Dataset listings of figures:
>>>>>
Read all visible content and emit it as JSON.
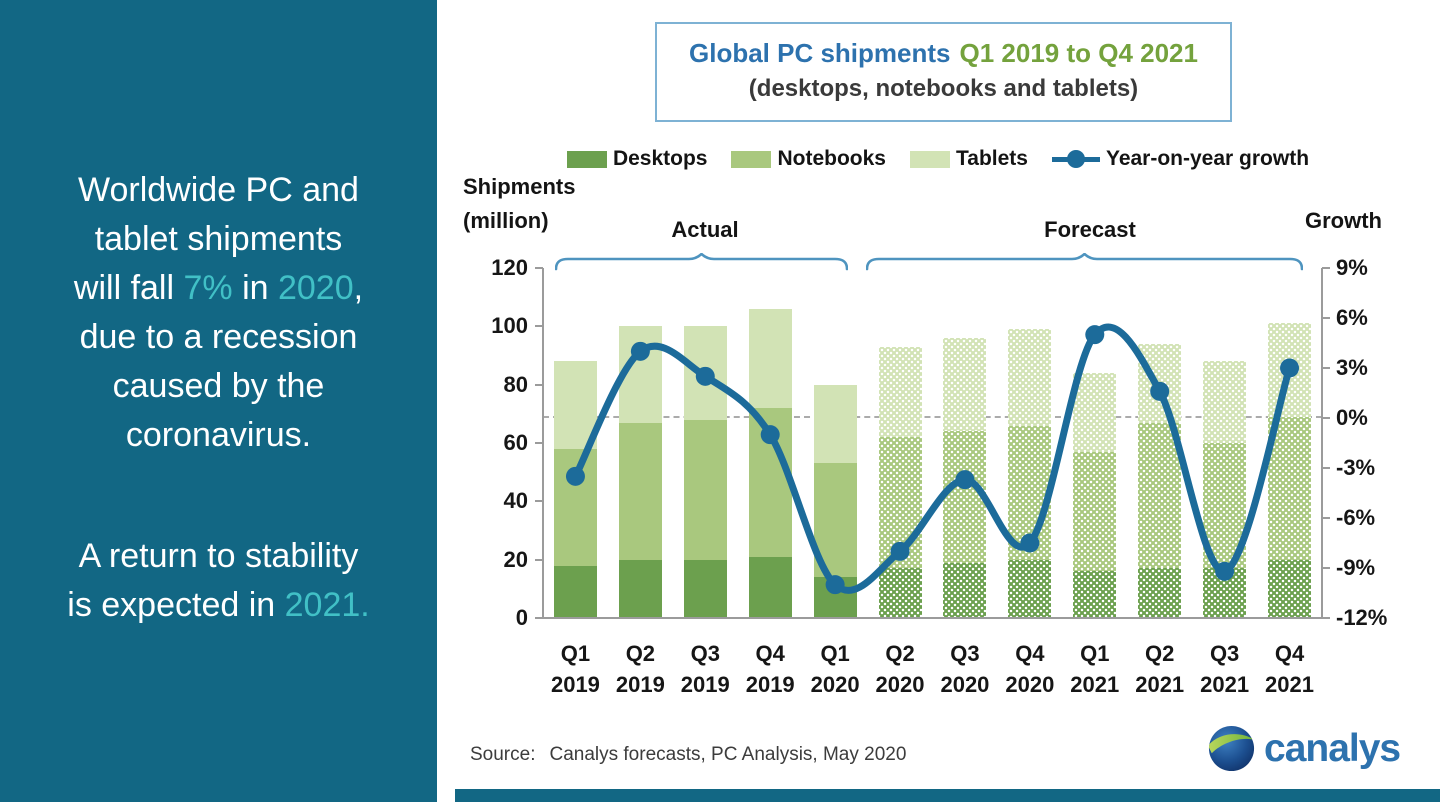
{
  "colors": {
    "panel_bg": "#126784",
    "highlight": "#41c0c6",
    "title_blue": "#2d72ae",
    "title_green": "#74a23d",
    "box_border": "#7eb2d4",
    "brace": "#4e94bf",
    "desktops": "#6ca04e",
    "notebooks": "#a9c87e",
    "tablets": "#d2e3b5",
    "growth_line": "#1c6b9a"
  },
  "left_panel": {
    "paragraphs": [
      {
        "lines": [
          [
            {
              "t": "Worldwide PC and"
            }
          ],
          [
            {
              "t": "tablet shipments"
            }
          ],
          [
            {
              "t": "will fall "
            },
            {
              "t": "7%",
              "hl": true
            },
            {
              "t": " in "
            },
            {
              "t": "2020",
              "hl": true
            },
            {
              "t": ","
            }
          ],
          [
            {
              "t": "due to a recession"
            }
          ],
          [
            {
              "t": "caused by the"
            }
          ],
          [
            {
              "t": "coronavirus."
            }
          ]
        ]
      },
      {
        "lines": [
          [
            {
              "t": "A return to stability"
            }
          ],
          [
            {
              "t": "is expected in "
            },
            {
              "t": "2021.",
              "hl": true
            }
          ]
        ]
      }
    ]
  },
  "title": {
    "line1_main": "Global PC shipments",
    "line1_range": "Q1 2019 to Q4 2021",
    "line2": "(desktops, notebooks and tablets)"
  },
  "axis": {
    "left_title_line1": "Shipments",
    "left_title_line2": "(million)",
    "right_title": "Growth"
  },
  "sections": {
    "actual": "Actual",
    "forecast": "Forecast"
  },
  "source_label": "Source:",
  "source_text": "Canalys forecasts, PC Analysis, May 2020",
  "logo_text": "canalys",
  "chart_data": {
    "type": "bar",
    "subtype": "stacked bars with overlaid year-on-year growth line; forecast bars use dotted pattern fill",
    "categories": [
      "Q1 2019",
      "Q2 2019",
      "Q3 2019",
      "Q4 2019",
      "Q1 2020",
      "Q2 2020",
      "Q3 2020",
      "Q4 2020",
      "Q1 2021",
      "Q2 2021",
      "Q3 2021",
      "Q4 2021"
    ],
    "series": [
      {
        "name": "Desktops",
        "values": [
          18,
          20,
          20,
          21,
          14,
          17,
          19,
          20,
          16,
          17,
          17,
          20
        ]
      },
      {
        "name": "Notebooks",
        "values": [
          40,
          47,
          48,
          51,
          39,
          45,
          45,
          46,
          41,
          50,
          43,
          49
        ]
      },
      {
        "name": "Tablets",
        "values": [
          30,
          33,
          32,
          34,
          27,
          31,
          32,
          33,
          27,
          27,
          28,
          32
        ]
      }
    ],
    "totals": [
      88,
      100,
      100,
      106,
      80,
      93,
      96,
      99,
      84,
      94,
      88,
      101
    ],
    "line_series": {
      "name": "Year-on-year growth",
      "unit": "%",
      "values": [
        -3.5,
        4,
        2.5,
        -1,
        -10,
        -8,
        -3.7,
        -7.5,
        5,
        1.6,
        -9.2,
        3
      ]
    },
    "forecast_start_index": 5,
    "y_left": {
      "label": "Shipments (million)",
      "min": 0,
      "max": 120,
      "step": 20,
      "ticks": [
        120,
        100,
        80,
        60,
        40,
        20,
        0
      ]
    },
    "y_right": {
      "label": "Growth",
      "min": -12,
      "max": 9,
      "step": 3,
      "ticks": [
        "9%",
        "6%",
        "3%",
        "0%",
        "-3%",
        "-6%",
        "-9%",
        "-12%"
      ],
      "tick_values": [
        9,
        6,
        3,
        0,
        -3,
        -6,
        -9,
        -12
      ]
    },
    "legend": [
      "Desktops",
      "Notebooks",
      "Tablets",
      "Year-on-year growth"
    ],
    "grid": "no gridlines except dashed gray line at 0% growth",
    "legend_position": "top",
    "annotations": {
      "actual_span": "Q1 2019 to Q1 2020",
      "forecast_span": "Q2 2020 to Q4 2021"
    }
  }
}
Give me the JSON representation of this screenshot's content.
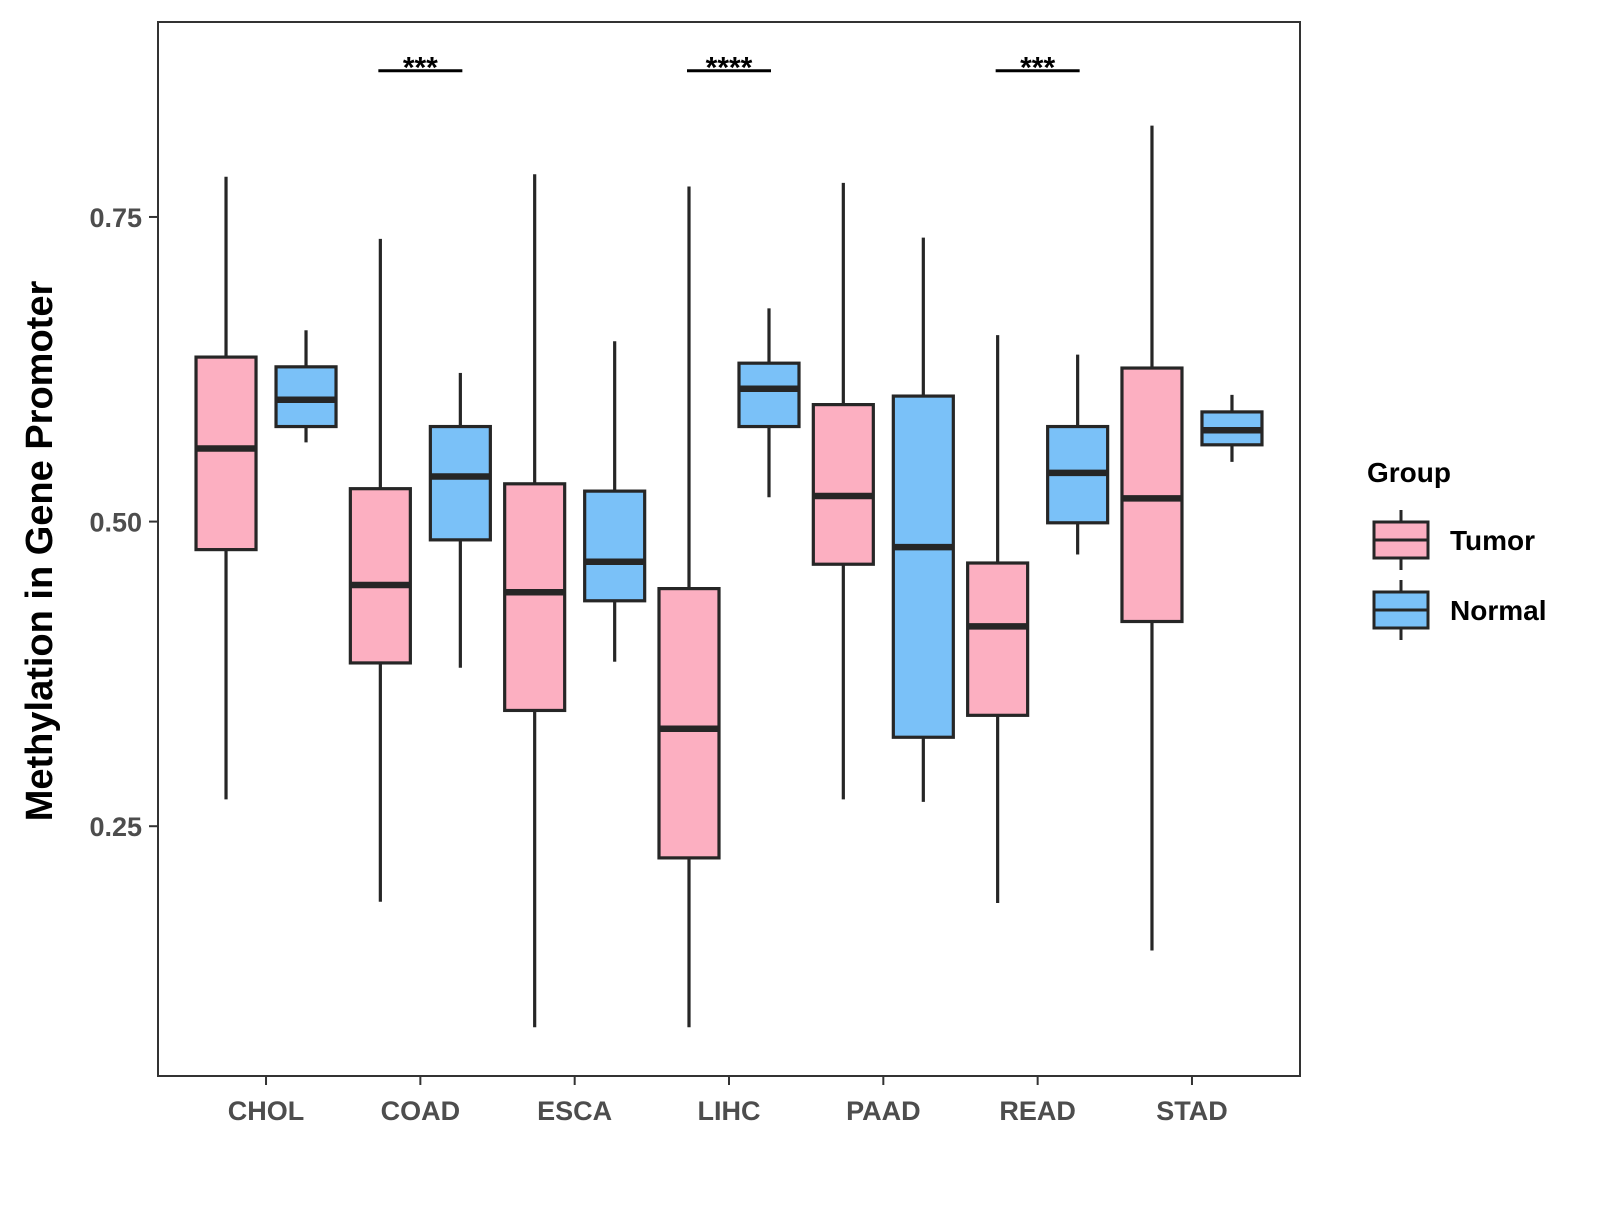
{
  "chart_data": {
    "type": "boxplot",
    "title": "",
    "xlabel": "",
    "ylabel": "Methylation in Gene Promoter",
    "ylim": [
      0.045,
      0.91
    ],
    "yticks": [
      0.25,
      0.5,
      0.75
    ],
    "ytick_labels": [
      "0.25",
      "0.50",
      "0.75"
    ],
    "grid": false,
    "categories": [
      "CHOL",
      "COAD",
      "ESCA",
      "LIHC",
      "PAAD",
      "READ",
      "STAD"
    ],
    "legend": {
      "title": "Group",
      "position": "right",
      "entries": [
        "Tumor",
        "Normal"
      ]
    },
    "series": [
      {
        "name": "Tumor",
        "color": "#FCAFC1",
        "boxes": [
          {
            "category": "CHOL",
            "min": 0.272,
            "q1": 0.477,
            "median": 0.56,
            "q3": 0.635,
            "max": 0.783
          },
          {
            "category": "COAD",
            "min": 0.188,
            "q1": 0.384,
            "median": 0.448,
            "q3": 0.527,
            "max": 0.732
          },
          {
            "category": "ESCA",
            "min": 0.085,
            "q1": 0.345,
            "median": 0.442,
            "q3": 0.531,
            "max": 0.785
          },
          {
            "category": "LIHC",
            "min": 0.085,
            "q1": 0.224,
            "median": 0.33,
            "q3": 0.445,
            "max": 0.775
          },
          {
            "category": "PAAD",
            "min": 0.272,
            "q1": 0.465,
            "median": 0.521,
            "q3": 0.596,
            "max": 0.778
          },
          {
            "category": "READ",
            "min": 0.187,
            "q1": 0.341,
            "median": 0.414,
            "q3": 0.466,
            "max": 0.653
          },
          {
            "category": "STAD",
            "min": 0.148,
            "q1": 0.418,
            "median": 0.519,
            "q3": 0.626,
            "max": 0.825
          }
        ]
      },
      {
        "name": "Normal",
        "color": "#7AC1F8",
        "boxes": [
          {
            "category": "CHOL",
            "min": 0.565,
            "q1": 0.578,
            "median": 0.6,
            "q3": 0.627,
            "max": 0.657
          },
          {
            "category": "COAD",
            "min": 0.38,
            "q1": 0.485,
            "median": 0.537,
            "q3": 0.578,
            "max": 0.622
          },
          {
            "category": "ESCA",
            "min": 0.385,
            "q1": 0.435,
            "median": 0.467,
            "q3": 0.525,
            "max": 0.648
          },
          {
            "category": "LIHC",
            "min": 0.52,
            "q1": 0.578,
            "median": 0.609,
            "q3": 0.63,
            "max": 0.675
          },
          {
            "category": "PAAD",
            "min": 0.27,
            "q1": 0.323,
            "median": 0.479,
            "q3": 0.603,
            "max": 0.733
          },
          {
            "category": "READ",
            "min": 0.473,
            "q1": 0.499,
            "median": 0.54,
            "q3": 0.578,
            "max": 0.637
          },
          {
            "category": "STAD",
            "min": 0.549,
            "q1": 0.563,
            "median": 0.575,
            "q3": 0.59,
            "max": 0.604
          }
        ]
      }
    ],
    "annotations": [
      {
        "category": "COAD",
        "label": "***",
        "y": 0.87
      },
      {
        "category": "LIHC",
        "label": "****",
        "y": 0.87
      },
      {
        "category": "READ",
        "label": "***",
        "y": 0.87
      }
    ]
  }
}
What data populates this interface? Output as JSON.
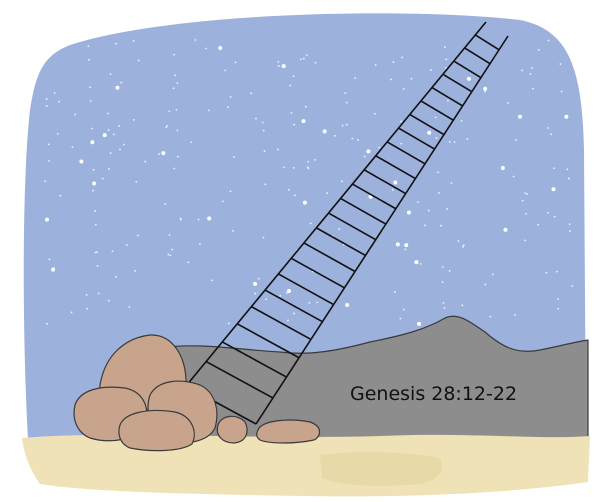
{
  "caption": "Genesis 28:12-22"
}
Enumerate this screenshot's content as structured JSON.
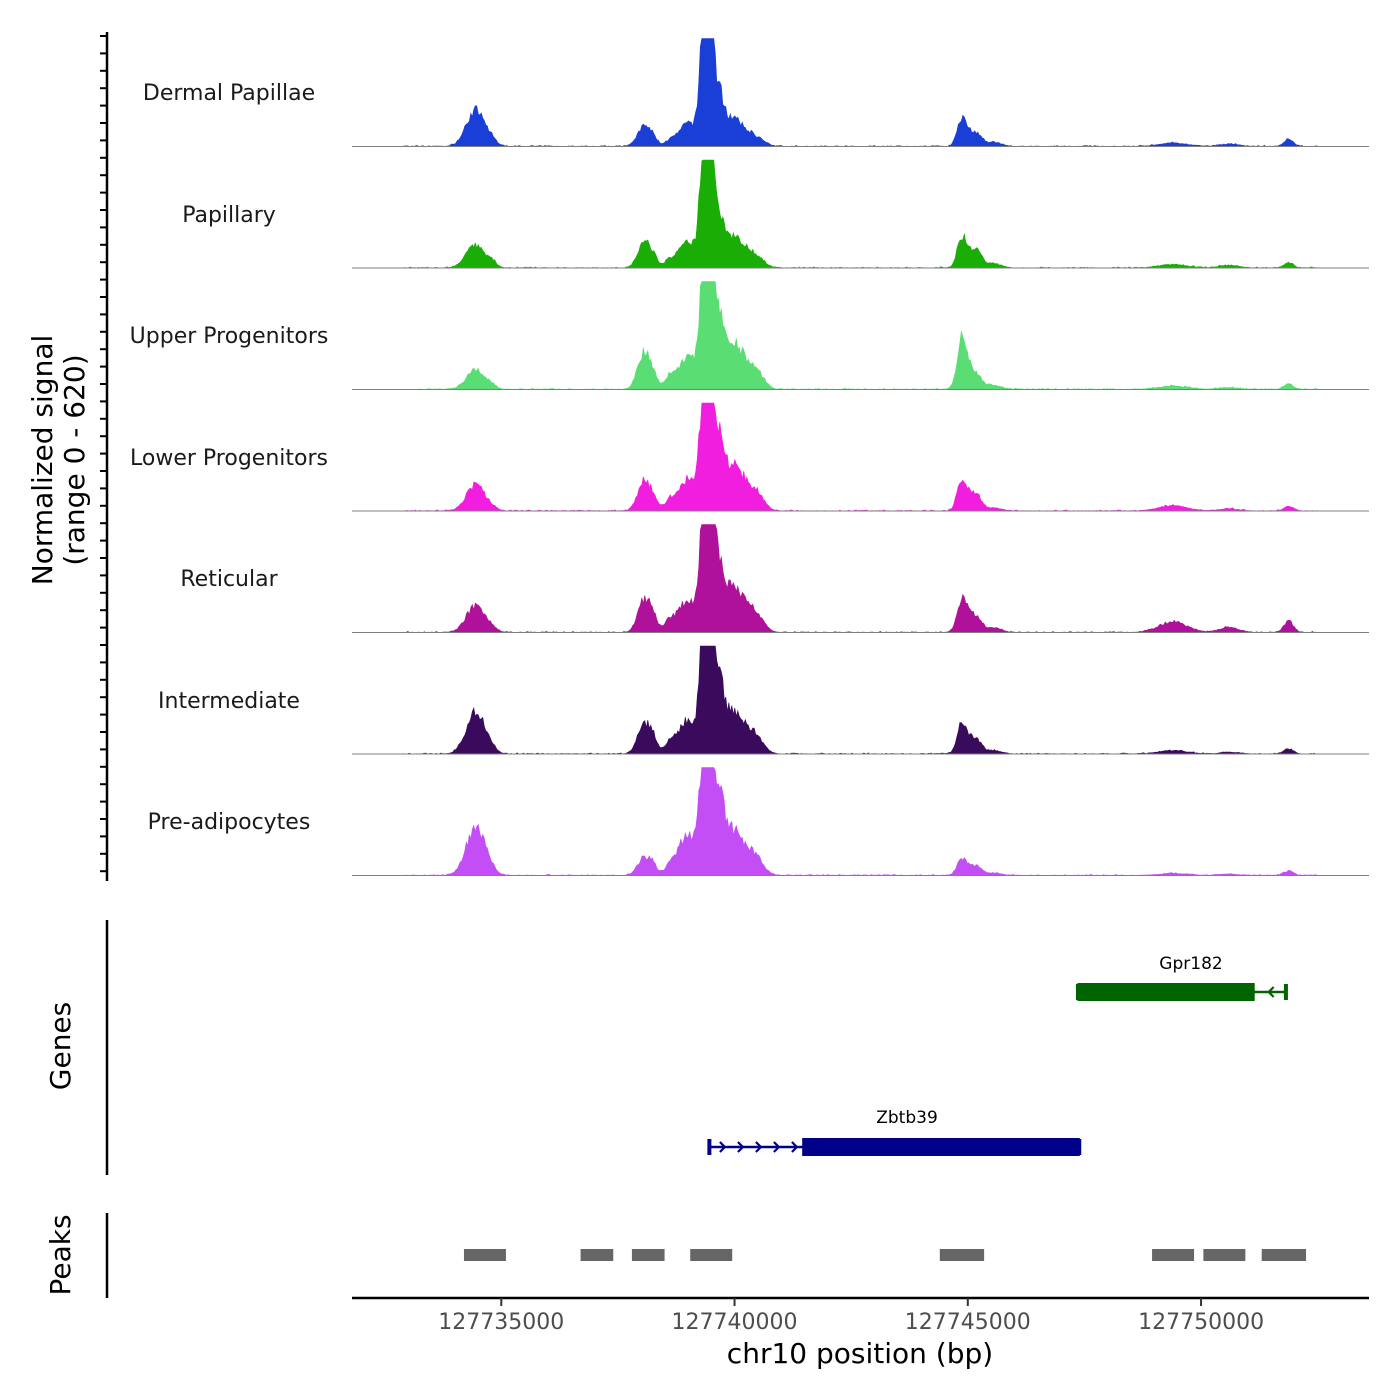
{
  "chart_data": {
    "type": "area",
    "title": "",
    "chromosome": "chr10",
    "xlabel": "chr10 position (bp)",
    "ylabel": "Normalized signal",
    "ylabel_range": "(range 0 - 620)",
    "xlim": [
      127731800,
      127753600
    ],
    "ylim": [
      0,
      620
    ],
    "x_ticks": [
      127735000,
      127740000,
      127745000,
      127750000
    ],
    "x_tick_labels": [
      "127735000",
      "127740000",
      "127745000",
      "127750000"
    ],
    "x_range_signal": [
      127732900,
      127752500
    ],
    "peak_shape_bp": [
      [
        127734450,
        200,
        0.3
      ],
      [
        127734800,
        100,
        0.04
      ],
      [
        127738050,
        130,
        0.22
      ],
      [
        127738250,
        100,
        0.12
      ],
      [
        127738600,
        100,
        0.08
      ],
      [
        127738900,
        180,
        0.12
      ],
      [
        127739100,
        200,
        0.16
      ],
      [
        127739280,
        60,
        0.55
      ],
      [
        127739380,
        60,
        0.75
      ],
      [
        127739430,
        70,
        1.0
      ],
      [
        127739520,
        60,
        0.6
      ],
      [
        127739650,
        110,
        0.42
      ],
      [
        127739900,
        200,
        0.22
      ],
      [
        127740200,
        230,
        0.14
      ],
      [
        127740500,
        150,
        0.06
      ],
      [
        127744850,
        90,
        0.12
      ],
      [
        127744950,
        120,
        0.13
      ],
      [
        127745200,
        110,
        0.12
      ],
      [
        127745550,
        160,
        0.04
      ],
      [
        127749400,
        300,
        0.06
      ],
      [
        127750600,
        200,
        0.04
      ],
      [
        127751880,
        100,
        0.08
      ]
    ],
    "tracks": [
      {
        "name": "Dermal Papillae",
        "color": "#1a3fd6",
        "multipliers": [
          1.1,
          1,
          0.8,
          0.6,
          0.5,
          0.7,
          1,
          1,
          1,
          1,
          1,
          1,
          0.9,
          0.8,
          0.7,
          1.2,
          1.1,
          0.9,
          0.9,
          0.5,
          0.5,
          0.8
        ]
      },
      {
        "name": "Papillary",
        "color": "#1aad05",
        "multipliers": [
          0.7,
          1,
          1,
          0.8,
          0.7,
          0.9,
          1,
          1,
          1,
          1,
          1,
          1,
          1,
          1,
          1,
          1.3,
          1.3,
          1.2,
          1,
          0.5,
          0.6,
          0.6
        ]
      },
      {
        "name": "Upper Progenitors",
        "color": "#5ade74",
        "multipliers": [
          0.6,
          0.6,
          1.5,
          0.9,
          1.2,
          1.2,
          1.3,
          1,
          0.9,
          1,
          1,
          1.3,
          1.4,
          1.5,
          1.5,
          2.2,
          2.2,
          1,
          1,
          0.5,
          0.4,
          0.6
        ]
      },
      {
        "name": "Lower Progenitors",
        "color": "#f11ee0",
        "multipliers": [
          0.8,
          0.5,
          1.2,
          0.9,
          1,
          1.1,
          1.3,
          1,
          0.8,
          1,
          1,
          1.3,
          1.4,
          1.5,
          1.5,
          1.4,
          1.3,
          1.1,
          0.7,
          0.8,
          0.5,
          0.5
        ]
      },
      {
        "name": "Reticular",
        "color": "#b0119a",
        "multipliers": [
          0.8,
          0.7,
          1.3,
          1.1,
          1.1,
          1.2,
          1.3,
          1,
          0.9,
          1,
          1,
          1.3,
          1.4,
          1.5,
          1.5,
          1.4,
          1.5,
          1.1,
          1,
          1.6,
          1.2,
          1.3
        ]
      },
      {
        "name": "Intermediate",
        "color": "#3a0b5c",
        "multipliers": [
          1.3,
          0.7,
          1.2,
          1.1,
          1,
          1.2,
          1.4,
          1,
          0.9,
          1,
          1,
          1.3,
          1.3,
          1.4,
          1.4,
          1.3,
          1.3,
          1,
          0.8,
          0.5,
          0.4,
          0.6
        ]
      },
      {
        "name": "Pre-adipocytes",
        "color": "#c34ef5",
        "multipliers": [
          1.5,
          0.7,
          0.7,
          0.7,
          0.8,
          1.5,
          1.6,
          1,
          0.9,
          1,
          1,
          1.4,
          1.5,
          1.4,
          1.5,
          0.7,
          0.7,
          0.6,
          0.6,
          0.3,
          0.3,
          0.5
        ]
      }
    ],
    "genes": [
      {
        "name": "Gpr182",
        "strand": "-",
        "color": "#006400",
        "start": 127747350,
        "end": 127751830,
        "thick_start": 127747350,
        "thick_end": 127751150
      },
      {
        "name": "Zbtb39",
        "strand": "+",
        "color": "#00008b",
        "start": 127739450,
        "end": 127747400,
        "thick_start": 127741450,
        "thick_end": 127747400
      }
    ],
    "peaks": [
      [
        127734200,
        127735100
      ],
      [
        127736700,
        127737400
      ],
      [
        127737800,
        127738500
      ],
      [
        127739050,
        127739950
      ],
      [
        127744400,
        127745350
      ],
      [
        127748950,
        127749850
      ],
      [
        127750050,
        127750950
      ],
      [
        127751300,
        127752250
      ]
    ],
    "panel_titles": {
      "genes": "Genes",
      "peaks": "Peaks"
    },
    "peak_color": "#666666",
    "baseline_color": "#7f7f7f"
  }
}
<<<<<
* **Task to complete**:
The answer should be only the number of lines in the data that contain the string "million".

* **Exercise result**:
2